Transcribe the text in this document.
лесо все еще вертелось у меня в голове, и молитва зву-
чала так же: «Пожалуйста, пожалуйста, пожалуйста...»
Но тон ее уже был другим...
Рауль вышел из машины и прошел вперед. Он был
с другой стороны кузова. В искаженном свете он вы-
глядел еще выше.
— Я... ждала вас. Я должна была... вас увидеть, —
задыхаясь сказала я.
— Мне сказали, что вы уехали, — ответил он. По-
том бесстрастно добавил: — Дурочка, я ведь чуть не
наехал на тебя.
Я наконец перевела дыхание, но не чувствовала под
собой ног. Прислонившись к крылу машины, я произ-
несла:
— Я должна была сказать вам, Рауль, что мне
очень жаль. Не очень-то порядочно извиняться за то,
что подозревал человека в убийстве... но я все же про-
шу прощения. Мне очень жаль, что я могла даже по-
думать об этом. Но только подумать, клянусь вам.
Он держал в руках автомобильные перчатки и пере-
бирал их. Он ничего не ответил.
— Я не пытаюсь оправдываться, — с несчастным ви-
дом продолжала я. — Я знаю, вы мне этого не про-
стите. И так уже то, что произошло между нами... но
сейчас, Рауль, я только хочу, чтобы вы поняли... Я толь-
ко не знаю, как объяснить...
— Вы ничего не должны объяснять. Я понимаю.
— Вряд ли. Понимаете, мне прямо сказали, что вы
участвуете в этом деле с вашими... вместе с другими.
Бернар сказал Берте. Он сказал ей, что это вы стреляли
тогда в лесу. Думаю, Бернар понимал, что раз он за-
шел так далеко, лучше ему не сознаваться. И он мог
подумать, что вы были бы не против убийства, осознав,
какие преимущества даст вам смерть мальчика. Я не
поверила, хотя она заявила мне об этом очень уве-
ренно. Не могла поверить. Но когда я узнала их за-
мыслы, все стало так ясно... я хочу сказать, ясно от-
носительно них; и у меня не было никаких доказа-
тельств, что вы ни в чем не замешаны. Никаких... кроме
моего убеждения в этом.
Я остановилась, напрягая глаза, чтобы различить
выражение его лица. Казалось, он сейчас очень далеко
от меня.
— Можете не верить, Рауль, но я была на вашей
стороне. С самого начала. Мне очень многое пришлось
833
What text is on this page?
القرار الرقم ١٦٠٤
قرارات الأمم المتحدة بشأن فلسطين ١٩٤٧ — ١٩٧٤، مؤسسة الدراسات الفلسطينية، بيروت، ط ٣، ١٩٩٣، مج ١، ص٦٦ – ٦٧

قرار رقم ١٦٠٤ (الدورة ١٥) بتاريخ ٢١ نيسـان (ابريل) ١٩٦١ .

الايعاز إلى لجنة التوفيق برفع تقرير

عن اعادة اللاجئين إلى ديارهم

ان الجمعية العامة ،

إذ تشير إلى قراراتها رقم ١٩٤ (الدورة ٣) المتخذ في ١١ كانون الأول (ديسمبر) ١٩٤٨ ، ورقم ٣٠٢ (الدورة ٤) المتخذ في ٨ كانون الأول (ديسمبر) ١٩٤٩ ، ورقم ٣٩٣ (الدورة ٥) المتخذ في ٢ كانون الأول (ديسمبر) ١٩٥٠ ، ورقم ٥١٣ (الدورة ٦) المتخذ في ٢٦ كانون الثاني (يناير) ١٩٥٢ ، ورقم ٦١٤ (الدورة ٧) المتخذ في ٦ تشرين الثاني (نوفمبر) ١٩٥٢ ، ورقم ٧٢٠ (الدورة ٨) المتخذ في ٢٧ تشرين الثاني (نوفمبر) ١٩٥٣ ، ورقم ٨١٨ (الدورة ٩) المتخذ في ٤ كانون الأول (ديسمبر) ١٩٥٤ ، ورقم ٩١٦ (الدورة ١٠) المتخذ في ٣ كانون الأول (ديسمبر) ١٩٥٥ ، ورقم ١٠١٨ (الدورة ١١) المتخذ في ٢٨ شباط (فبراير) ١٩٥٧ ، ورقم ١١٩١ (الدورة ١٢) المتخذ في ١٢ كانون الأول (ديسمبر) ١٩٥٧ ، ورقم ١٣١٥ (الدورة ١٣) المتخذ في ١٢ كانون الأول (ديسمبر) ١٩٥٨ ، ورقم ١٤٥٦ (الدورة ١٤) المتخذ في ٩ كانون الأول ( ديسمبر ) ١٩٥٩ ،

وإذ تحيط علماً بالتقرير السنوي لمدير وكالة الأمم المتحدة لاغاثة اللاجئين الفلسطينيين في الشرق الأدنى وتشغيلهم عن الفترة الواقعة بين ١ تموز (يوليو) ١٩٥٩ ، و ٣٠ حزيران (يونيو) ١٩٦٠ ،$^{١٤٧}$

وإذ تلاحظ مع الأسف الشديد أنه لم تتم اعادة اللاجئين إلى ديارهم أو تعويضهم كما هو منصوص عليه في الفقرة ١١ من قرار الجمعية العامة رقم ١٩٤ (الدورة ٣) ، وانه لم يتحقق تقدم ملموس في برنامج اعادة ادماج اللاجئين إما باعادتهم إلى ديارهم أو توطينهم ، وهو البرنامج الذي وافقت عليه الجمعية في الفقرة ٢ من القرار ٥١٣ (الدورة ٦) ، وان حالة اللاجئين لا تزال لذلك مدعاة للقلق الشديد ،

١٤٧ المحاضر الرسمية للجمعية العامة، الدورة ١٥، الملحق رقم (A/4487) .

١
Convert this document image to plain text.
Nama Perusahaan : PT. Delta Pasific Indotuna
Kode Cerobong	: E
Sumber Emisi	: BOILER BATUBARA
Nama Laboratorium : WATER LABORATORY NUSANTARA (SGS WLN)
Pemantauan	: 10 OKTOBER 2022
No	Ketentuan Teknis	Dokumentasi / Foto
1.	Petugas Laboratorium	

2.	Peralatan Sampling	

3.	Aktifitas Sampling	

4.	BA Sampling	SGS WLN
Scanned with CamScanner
§ §
__What to produce__
Retype all of the material above with every character intact.

__Task answer__
Transcribe the text in this document.
лесо все еще вертелось у меня в голове, и молитва зву-
чала так же: «Пожалуйста, пожалуйста, пожалуйста...»
Но тон ее уже был другим...
Рауль вышел из машины и прошел вперед. Он был
с другой стороны кузова. В искаженном свете он вы-
глядел еще выше.
— Я... ждала вас. Я должна была... вас увидеть, —
задыхаясь сказала я.
— Мне сказали, что вы уехали, — ответил он. По-
том бесстрастно добавил: — Дурочка, я ведь чуть не
наехал на тебя.
Я наконец перевела дыхание, но не чувствовала под
собой ног. Прислонившись к крылу машины, я произ-
несла:
— Я должна была сказать вам, Рауль, что мне
очень жаль. Не очень-то порядочно извиняться за то,
что подозревал человека в убийстве... но я все же про-
шу прощения. Мне очень жаль, что я могла даже по-
думать об этом. Но только подумать, клянусь вам.
Он держал в руках автомобильные перчатки и пере-
бирал их. Он ничего не ответил.
— Я не пытаюсь оправдываться, — с несчастным ви-
дом продолжала я. — Я знаю, вы мне этого не про-
стите. И так уже то, что произошло между нами... но
сейчас, Рауль, я только хочу, чтобы вы поняли... Я толь-
ко не знаю, как объяснить...
— Вы ничего не должны объяснять. Я понимаю.
— Вряд ли. Понимаете, мне прямо сказали, что вы
участвуете в этом деле с вашими... вместе с другими.
Бернар сказал Берте. Он сказал ей, что это вы стреляли
тогда в лесу. Думаю, Бернар понимал, что раз он за-
шел так далеко, лучше ему не сознаваться. И он мог
подумать, что вы были бы не против убийства, осознав,
какие преимущества даст вам смерть мальчика. Я не
поверила, хотя она заявила мне об этом очень уве-
ренно. Не могла поверить. Но когда я узнала их за-
мыслы, все стало так ясно... я хочу сказать, ясно от-
носительно них; и у меня не было никаких доказа-
тельств, что вы ни в чем не замешаны. Никаких... кроме
моего убеждения в этом.
Я остановилась, напрягая глаза, чтобы различить
выражение его лица. Казалось, он сейчас очень далеко
от меня.
— Можете не верить, Рауль, но я была на вашей
стороне. С самого начала. Мне очень многое пришлось
833
What text is on this page?
القرار الرقم ١٦٠٤
قرارات الأمم المتحدة بشأن فلسطين ١٩٤٧ — ١٩٧٤، مؤسسة الدراسات الفلسطينية، بيروت، ط ٣، ١٩٩٣، مج ١، ص٦٦ – ٦٧

قرار رقم ١٦٠٤ (الدورة ١٥) بتاريخ ٢١ نيسـان (ابريل) ١٩٦١ .

الايعاز إلى لجنة التوفيق برفع تقرير

عن اعادة اللاجئين إلى ديارهم

ان الجمعية العامة ،

إذ تشير إلى قراراتها رقم ١٩٤ (الدورة ٣) المتخذ في ١١ كانون الأول (ديسمبر) ١٩٤٨ ، ورقم ٣٠٢ (الدورة ٤) المتخذ في ٨ كانون الأول (ديسمبر) ١٩٤٩ ، ورقم ٣٩٣ (الدورة ٥) المتخذ في ٢ كانون الأول (ديسمبر) ١٩٥٠ ، ورقم ٥١٣ (الدورة ٦) المتخذ في ٢٦ كانون الثاني (يناير) ١٩٥٢ ، ورقم ٦١٤ (الدورة ٧) المتخذ في ٦ تشرين الثاني (نوفمبر) ١٩٥٢ ، ورقم ٧٢٠ (الدورة ٨) المتخذ في ٢٧ تشرين الثاني (نوفمبر) ١٩٥٣ ، ورقم ٨١٨ (الدورة ٩) المتخذ في ٤ كانون الأول (ديسمبر) ١٩٥٤ ، ورقم ٩١٦ (الدورة ١٠) المتخذ في ٣ كانون الأول (ديسمبر) ١٩٥٥ ، ورقم ١٠١٨ (الدورة ١١) المتخذ في ٢٨ شباط (فبراير) ١٩٥٧ ، ورقم ١١٩١ (الدورة ١٢) المتخذ في ١٢ كانون الأول (ديسمبر) ١٩٥٧ ، ورقم ١٣١٥ (الدورة ١٣) المتخذ في ١٢ كانون الأول (ديسمبر) ١٩٥٨ ، ورقم ١٤٥٦ (الدورة ١٤) المتخذ في ٩ كانون الأول ( ديسمبر ) ١٩٥٩ ،

وإذ تحيط علماً بالتقرير السنوي لمدير وكالة الأمم المتحدة لاغاثة اللاجئين الفلسطينيين في الشرق الأدنى وتشغيلهم عن الفترة الواقعة بين ١ تموز (يوليو) ١٩٥٩ ، و ٣٠ حزيران (يونيو) ١٩٦٠ ،$^{١٤٧}$

وإذ تلاحظ مع الأسف الشديد أنه لم تتم اعادة اللاجئين إلى ديارهم أو تعويضهم كما هو منصوص عليه في الفقرة ١١ من قرار الجمعية العامة رقم ١٩٤ (الدورة ٣) ، وانه لم يتحقق تقدم ملموس في برنامج اعادة ادماج اللاجئين إما باعادتهم إلى ديارهم أو توطينهم ، وهو البرنامج الذي وافقت عليه الجمعية في الفقرة ٢ من القرار ٥١٣ (الدورة ٦) ، وان حالة اللاجئين لا تزال لذلك مدعاة للقلق الشديد ،

١٤٧ المحاضر الرسمية للجمعية العامة، الدورة ١٥، الملحق رقم (A/4487) .

١
Convert this document image to plain text.
Nama Perusahaan : PT. Delta Pasific Indotuna
Kode Cerobong	: E
Sumber Emisi	: BOILER BATUBARA
Nama Laboratorium : WATER LABORATORY NUSANTARA (SGS WLN)
Pemantauan	: 10 OKTOBER 2022
No	Ketentuan Teknis	Dokumentasi / Foto
1.	Petugas Laboratorium	

2.	Peralatan Sampling	

3.	Aktifitas Sampling	

4.	BA Sampling	SGS WLN
Scanned with CamScanner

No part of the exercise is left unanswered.